> _What is needed_
Say how many lines contain the word "hvor". Only the number should be given.

> _Material shown_
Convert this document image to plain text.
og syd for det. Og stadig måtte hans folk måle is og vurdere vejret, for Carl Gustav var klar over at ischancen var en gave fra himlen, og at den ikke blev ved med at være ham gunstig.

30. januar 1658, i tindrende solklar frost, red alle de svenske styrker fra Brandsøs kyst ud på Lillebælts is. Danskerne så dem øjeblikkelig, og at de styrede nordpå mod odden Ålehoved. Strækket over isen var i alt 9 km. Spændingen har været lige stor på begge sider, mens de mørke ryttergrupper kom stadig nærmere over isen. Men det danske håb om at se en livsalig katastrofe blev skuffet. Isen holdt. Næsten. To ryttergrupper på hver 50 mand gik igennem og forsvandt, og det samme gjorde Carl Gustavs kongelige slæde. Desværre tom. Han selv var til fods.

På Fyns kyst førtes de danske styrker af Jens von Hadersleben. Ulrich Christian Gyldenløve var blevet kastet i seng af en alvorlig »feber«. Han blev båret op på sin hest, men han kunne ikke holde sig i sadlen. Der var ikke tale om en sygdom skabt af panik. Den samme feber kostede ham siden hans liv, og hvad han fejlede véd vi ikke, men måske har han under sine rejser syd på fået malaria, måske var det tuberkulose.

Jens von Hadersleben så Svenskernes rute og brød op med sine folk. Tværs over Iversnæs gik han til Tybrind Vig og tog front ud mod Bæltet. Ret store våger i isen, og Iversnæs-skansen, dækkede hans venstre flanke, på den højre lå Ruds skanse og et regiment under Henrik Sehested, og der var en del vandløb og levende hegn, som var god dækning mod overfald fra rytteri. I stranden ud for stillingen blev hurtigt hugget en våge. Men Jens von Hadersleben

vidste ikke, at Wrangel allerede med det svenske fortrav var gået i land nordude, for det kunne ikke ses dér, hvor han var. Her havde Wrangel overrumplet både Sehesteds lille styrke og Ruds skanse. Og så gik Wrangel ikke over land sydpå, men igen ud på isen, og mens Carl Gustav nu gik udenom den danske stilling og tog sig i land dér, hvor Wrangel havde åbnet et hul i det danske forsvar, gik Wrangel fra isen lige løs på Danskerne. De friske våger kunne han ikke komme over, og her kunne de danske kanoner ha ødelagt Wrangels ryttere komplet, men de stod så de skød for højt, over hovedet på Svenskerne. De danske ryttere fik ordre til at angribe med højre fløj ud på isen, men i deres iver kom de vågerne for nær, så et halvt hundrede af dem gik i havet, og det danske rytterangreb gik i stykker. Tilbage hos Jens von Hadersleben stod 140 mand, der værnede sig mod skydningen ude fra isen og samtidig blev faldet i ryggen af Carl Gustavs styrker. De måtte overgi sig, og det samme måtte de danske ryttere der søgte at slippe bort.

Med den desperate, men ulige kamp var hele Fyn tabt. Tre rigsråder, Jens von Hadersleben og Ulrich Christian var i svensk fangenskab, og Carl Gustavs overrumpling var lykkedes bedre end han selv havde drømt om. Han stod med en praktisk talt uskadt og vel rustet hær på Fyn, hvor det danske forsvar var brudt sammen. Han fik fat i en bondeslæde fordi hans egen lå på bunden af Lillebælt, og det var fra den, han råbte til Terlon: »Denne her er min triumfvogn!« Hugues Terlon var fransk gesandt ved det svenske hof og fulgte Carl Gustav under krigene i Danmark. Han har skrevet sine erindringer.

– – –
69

> _Final answer_
2